> **Task instructions**
Provide only the number of lines in the data below that contain the string "icon".

[Stored records]
____

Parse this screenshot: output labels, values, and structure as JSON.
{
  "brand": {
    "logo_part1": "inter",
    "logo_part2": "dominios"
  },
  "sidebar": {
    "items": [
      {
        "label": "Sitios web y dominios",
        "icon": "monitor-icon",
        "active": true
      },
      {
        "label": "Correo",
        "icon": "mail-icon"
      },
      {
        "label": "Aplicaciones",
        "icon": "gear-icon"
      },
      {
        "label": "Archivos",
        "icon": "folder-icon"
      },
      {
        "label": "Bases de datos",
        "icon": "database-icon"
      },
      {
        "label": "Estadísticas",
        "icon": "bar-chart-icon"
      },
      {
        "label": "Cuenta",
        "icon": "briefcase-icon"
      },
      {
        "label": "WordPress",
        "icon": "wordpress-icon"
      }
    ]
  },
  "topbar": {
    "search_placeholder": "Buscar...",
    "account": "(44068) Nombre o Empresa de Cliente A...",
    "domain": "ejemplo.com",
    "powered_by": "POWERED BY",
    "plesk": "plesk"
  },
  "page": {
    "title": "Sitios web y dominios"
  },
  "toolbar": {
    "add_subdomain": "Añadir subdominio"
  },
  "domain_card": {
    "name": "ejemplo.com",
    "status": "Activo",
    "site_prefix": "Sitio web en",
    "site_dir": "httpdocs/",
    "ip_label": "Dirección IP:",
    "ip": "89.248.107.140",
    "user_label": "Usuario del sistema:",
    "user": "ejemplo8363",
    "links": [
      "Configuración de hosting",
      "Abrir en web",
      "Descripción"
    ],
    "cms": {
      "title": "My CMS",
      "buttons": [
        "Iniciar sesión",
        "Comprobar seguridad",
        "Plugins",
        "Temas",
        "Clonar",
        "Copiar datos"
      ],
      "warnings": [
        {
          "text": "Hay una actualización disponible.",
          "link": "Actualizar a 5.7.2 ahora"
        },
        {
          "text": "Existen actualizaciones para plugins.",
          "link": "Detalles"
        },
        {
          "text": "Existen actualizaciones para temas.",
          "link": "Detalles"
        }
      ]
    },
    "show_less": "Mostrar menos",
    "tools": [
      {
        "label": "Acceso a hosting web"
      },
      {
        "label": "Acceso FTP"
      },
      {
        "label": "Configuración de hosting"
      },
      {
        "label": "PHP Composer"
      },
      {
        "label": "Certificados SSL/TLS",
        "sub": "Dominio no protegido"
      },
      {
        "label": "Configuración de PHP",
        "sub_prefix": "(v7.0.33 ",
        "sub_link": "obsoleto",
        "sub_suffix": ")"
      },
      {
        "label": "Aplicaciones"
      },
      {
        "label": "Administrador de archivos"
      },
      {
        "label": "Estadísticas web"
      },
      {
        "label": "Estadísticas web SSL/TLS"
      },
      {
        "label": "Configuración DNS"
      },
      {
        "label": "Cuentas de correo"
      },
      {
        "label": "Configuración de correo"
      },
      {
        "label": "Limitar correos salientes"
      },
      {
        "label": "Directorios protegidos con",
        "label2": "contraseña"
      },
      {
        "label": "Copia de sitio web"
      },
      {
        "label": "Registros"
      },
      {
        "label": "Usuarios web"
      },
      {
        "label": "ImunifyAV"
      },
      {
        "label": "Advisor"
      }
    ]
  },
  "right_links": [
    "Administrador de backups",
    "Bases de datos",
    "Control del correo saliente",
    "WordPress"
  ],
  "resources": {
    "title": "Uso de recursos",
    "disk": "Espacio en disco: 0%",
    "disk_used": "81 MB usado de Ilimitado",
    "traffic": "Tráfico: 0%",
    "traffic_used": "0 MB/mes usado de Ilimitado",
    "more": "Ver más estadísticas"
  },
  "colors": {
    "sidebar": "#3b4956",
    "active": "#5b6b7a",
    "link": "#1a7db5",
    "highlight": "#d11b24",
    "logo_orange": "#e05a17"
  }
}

____

> **Response**
8